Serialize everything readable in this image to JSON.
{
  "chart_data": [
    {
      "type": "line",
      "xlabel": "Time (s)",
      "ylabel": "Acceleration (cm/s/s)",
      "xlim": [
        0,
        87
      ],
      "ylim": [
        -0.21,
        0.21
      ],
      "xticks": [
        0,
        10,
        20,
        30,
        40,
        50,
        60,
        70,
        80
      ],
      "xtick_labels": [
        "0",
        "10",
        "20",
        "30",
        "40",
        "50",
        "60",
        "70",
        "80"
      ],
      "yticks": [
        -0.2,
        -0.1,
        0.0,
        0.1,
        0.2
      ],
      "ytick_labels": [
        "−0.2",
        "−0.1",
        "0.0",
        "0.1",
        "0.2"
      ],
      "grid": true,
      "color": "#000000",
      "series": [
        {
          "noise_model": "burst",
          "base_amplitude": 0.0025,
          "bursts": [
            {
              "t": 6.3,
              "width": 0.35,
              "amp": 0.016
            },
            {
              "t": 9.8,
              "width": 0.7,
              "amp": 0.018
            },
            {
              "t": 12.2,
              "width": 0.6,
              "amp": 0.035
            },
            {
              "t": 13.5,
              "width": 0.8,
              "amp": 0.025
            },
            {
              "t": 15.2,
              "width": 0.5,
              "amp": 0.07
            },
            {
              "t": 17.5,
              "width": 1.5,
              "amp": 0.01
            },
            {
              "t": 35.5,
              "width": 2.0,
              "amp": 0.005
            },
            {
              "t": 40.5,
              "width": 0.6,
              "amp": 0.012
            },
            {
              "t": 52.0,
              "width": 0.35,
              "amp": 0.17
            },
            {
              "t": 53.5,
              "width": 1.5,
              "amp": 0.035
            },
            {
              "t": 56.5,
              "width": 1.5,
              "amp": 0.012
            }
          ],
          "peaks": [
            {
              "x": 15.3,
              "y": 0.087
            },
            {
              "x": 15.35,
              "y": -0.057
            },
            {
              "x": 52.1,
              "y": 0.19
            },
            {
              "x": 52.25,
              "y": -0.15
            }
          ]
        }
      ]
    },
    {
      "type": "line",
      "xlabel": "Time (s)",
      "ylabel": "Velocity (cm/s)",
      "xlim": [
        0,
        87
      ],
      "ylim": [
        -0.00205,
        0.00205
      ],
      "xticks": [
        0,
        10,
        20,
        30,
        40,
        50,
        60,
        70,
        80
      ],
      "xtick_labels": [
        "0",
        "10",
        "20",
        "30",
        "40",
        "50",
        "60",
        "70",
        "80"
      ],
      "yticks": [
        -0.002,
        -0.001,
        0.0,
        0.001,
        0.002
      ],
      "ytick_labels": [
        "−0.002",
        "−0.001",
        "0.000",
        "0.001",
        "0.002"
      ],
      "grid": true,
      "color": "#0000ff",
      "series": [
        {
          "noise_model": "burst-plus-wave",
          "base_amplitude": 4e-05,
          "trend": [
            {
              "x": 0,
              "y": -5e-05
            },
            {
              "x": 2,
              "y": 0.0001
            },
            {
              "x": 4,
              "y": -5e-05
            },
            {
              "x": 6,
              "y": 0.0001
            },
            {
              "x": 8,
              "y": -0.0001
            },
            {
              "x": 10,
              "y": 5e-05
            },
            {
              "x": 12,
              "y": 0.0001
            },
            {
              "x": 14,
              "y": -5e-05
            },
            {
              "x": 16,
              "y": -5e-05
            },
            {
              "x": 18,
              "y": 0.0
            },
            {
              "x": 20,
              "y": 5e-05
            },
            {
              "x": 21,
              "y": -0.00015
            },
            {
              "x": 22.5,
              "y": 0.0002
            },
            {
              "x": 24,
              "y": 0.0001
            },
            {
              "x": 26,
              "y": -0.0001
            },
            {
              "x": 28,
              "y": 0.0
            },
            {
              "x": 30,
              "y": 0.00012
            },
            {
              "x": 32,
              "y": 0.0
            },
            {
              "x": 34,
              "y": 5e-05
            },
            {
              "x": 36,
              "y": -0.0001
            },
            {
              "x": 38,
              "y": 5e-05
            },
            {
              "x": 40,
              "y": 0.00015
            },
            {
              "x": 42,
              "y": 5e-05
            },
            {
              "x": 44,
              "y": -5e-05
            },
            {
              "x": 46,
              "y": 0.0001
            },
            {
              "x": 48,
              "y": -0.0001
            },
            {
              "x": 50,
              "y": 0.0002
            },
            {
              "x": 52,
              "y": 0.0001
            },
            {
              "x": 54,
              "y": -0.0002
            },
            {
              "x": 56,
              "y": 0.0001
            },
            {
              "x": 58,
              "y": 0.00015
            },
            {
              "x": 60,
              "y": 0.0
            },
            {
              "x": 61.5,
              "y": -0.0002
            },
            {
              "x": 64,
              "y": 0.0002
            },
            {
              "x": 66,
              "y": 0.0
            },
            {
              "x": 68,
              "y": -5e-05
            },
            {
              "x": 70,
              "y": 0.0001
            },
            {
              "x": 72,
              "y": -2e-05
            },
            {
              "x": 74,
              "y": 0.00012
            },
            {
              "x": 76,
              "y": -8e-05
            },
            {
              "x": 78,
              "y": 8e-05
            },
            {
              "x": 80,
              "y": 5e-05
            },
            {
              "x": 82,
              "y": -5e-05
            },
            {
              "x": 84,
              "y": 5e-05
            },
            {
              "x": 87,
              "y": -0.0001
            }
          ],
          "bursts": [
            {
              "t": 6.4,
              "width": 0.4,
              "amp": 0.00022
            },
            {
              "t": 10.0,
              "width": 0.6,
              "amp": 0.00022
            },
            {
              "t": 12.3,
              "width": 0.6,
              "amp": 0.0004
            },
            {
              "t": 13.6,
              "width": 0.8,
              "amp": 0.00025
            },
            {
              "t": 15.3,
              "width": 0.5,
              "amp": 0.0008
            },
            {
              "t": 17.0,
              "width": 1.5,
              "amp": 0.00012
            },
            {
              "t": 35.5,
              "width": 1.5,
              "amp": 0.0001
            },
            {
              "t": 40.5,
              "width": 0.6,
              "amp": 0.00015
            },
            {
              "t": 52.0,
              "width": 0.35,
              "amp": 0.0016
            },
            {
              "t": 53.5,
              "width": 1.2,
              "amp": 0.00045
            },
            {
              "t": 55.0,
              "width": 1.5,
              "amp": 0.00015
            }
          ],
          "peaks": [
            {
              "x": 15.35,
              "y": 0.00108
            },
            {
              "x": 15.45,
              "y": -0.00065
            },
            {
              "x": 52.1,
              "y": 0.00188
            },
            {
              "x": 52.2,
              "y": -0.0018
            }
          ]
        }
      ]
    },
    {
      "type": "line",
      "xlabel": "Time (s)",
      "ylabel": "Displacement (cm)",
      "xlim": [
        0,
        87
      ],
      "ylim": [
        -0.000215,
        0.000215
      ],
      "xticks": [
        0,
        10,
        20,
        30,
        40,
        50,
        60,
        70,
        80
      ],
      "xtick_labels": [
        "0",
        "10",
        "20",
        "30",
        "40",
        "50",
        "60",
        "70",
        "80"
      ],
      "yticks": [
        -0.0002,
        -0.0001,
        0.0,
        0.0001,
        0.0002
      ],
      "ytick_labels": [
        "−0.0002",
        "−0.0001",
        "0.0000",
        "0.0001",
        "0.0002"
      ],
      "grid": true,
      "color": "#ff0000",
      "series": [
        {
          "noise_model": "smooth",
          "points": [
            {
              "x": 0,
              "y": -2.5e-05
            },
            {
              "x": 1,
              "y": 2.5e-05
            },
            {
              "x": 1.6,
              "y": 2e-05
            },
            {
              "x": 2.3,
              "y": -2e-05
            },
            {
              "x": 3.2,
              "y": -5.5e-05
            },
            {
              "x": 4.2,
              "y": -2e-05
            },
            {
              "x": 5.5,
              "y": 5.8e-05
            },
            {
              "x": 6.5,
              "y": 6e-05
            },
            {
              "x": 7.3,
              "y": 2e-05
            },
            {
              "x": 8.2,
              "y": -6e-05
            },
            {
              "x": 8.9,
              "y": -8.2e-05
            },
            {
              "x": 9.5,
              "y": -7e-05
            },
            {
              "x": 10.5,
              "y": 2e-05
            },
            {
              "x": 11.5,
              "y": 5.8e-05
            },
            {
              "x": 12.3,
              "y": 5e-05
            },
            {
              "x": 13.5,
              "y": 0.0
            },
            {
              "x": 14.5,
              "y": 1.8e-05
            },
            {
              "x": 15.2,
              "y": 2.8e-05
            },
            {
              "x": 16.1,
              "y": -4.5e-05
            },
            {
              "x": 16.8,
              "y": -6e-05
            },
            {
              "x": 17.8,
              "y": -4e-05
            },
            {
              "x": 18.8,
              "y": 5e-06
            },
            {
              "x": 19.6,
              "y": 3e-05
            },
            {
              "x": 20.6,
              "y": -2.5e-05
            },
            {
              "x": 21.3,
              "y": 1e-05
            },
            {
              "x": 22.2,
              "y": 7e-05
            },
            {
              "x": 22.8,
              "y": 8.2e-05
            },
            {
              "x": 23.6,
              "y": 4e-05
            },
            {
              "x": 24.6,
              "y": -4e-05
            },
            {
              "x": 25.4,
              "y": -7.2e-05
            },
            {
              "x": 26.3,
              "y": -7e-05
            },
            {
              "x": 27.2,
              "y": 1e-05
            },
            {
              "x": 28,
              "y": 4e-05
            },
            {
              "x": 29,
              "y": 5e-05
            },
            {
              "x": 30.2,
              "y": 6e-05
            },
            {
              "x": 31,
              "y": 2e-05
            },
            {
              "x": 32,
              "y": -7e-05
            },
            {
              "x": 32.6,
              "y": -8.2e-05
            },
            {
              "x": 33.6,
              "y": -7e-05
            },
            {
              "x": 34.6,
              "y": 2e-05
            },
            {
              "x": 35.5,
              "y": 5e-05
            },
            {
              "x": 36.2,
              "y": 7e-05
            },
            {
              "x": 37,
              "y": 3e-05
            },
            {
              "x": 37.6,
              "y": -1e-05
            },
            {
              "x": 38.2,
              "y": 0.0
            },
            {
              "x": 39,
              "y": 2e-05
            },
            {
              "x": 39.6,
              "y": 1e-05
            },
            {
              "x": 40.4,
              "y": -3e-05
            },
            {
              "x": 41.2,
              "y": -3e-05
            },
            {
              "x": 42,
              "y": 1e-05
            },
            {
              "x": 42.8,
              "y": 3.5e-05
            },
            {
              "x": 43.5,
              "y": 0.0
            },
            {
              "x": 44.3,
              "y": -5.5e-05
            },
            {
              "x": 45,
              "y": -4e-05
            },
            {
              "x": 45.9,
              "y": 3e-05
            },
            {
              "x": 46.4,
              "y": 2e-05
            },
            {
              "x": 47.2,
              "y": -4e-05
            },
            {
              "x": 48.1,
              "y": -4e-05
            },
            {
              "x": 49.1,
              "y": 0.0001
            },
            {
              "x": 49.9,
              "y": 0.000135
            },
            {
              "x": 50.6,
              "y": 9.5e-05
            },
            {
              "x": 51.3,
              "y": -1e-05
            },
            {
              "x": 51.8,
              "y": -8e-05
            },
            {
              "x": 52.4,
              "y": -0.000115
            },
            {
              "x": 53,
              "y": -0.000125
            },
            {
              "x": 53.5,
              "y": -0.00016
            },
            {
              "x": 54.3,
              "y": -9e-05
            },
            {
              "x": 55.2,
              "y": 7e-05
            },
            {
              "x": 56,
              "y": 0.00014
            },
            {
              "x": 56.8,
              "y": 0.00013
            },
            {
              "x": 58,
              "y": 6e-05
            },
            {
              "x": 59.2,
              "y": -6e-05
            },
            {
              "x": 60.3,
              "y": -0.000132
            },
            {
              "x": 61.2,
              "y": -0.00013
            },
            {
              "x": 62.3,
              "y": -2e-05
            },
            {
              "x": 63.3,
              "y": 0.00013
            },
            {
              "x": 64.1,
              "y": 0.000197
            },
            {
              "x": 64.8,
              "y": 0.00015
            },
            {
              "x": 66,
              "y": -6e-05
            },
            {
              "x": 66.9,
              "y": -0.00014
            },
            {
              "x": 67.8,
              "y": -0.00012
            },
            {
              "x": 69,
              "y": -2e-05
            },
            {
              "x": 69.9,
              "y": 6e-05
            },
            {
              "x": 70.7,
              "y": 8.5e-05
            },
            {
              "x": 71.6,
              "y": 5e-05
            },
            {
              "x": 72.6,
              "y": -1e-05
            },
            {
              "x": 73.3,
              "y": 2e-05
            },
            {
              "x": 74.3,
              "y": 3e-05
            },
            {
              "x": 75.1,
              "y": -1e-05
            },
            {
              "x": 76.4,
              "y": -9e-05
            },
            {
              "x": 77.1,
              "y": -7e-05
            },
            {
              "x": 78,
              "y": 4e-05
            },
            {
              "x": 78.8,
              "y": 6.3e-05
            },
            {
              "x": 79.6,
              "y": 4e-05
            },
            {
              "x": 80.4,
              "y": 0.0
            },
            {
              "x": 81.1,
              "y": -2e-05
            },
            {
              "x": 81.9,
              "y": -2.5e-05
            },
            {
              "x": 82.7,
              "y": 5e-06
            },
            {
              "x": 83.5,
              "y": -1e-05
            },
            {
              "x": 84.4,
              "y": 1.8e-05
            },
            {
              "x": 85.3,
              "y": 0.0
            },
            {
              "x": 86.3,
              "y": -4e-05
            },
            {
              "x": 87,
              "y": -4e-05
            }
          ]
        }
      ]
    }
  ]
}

= = = = =

Stated goal: Which lines include the word "ylabel"? Copy every one of them.

Output of the exercise:
      "ylabel": "Acceleration (cm/s/s)",
      "ylabel": "Velocity (cm/s)",
      "ylabel": "Displacement (cm)",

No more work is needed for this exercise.